The problem →
Output every entry exactly as given.

Dataset excerpts →

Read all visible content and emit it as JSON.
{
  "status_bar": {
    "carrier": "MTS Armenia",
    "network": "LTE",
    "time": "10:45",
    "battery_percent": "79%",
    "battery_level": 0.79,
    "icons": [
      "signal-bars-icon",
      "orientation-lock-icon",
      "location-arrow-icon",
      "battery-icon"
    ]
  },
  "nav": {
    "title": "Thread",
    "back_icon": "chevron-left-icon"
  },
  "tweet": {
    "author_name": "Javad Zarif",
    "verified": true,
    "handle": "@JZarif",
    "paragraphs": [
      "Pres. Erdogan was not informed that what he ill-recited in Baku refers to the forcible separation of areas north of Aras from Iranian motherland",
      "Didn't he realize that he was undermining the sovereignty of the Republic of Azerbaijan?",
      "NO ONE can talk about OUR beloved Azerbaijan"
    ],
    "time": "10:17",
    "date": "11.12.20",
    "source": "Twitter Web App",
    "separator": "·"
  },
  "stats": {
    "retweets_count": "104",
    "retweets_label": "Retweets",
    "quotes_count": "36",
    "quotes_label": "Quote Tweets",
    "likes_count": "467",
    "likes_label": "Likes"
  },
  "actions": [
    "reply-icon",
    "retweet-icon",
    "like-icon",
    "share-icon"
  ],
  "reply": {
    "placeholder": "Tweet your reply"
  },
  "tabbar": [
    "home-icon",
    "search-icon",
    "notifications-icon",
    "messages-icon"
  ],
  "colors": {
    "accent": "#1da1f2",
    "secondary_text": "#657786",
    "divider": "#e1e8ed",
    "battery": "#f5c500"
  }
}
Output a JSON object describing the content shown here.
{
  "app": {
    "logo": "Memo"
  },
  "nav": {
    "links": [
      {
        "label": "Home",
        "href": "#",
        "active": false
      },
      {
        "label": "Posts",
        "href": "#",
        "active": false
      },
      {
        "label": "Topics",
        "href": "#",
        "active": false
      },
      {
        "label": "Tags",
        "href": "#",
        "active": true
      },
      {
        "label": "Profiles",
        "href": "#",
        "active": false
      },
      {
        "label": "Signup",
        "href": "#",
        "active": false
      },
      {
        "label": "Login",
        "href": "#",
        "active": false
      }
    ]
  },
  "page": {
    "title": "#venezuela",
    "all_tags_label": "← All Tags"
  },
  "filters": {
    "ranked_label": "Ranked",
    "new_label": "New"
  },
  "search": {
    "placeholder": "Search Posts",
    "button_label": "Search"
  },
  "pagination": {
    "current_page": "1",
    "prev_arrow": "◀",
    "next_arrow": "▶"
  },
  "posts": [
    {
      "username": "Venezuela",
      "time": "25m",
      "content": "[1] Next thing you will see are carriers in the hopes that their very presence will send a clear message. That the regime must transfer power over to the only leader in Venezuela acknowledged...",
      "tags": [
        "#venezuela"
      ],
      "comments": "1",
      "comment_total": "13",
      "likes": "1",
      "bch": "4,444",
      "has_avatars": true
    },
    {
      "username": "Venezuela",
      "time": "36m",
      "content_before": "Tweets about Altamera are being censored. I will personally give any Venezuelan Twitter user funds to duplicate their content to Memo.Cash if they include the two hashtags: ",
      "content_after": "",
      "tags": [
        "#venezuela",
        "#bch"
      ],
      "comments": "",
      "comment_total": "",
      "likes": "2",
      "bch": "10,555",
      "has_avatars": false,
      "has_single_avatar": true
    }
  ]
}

Result for this task →
Read all visible content and emit it as JSON.
{
  "status_bar": {
    "carrier": "MTS Armenia",
    "network": "LTE",
    "time": "10:45",
    "battery_percent": "79%",
    "battery_level": 0.79,
    "icons": [
      "signal-bars-icon",
      "orientation-lock-icon",
      "location-arrow-icon",
      "battery-icon"
    ]
  },
  "nav": {
    "title": "Thread",
    "back_icon": "chevron-left-icon"
  },
  "tweet": {
    "author_name": "Javad Zarif",
    "verified": true,
    "handle": "@JZarif",
    "paragraphs": [
      "Pres. Erdogan was not informed that what he ill-recited in Baku refers to the forcible separation of areas north of Aras from Iranian motherland",
      "Didn't he realize that he was undermining the sovereignty of the Republic of Azerbaijan?",
      "NO ONE can talk about OUR beloved Azerbaijan"
    ],
    "time": "10:17",
    "date": "11.12.20",
    "source": "Twitter Web App",
    "separator": "·"
  },
  "stats": {
    "retweets_count": "104",
    "retweets_label": "Retweets",
    "quotes_count": "36",
    "quotes_label": "Quote Tweets",
    "likes_count": "467",
    "likes_label": "Likes"
  },
  "actions": [
    "reply-icon",
    "retweet-icon",
    "like-icon",
    "share-icon"
  ],
  "reply": {
    "placeholder": "Tweet your reply"
  },
  "tabbar": [
    "home-icon",
    "search-icon",
    "notifications-icon",
    "messages-icon"
  ],
  "colors": {
    "accent": "#1da1f2",
    "secondary_text": "#657786",
    "divider": "#e1e8ed",
    "battery": "#f5c500"
  }
}
Output a JSON object describing the content shown here.
{
  "app": {
    "logo": "Memo"
  },
  "nav": {
    "links": [
      {
        "label": "Home",
        "href": "#",
        "active": false
      },
      {
        "label": "Posts",
        "href": "#",
        "active": false
      },
      {
        "label": "Topics",
        "href": "#",
        "active": false
      },
      {
        "label": "Tags",
        "href": "#",
        "active": true
      },
      {
        "label": "Profiles",
        "href": "#",
        "active": false
      },
      {
        "label": "Signup",
        "href": "#",
        "active": false
      },
      {
        "label": "Login",
        "href": "#",
        "active": false
      }
    ]
  },
  "page": {
    "title": "#venezuela",
    "all_tags_label": "← All Tags"
  },
  "filters": {
    "ranked_label": "Ranked",
    "new_label": "New"
  },
  "search": {
    "placeholder": "Search Posts",
    "button_label": "Search"
  },
  "pagination": {
    "current_page": "1",
    "prev_arrow": "◀",
    "next_arrow": "▶"
  },
  "posts": [
    {
      "username": "Venezuela",
      "time": "25m",
      "content": "[1] Next thing you will see are carriers in the hopes that their very presence will send a clear message. That the regime must transfer power over to the only leader in Venezuela acknowledged...",
      "tags": [
        "#venezuela"
      ],
      "comments": "1",
      "comment_total": "13",
      "likes": "1",
      "bch": "4,444",
      "has_avatars": true
    },
    {
      "username": "Venezuela",
      "time": "36m",
      "content_before": "Tweets about Altamera are being censored. I will personally give any Venezuelan Twitter user funds to duplicate their content to Memo.Cash if they include the two hashtags: ",
      "content_after": "",
      "tags": [
        "#venezuela",
        "#bch"
      ],
      "comments": "",
      "comment_total": "",
      "likes": "2",
      "bch": "10,555",
      "has_avatars": false,
      "has_single_avatar": true
    }
  ]
}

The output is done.